■ **Available records**:
* BEGIN *
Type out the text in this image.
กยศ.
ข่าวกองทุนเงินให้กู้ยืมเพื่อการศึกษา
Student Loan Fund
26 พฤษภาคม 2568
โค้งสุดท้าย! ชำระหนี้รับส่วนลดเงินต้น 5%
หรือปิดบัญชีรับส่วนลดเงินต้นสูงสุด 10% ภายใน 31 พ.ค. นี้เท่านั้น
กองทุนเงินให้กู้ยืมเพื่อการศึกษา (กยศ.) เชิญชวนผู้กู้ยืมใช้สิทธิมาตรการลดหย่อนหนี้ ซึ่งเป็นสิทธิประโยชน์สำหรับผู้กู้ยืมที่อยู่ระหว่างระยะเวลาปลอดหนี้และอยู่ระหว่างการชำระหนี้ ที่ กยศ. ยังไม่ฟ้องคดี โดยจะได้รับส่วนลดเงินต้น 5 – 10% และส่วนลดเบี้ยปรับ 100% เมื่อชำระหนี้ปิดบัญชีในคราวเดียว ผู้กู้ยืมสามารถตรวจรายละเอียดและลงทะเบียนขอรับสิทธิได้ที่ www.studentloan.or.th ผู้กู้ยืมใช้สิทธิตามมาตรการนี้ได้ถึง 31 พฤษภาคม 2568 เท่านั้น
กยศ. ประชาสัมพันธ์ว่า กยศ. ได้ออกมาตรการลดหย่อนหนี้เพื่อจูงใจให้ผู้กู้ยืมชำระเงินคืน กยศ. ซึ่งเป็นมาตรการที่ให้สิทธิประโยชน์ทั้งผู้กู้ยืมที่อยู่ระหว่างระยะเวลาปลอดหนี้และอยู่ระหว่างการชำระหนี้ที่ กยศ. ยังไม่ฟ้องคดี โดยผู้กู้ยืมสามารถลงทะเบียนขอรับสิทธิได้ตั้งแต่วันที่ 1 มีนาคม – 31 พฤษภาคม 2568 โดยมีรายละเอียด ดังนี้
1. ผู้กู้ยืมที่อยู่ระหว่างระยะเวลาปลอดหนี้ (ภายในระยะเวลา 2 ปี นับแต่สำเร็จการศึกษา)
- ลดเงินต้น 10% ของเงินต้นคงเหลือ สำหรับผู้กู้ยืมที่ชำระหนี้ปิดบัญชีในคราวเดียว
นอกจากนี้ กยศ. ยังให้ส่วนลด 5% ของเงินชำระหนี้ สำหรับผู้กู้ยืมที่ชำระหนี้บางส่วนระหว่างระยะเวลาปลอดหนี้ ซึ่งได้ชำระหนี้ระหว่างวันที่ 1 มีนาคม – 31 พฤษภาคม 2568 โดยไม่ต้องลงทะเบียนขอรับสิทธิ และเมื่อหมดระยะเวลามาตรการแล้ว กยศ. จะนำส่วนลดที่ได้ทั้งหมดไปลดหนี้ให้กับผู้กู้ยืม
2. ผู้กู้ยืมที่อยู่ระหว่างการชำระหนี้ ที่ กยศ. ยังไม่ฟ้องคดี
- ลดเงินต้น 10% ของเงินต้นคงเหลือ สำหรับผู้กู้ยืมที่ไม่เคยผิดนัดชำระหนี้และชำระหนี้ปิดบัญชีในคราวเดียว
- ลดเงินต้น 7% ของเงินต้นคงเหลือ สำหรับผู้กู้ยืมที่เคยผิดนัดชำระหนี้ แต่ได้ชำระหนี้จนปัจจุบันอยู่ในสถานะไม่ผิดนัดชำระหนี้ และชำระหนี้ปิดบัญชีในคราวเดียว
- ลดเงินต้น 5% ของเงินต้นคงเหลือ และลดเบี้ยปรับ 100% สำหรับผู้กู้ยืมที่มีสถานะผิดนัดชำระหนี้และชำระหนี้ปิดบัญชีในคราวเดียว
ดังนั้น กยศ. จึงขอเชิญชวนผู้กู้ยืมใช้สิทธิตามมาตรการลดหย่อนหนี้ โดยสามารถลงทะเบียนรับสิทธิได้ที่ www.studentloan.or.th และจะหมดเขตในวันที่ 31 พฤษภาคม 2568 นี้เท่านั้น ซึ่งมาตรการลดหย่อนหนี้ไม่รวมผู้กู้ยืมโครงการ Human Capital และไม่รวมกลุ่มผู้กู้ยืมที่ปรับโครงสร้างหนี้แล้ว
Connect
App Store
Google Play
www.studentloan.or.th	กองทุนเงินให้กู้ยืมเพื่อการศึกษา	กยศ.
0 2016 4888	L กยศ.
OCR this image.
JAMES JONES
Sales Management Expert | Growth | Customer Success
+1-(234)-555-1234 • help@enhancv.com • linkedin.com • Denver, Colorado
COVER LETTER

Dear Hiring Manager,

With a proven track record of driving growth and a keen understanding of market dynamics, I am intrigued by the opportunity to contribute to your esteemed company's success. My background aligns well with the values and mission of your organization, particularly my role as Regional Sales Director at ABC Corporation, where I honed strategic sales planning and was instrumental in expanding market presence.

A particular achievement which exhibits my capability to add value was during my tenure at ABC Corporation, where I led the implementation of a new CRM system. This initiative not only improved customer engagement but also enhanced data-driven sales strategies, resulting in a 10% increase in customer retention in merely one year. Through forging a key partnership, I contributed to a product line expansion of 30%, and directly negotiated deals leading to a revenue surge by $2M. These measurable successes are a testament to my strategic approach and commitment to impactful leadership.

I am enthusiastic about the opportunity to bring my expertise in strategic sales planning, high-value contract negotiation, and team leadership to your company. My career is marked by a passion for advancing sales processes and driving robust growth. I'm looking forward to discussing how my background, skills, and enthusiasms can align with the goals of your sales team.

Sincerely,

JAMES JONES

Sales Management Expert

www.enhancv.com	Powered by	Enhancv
* END *
■ **Requirement**: Identify every line where the string "ดชำระหน" appears.

■ **Written solution**:
- ลดเงินต้น 10% ของเงินต้นคงเหลือ สำหรับผู้กู้ยืมที่ไม่เคยผิดนัดชำระหนี้และชำระหนี้ปิดบัญชีในคราวเดียว
- ลดเงินต้น 7% ของเงินต้นคงเหลือ สำหรับผู้กู้ยืมที่เคยผิดนัดชำระหนี้ แต่ได้ชำระหนี้จนปัจจุบันอยู่ในสถานะไม่ผิดนัดชำระหนี้ และชำระหนี้ปิดบัญชีในคราวเดียว
- ลดเงินต้น 5% ของเงินต้นคงเหลือ และลดเบี้ยปรับ 100% สำหรับผู้กู้ยืมที่มีสถานะผิดนัดชำระหนี้และชำระหนี้ปิดบัญชีในคราวเดียว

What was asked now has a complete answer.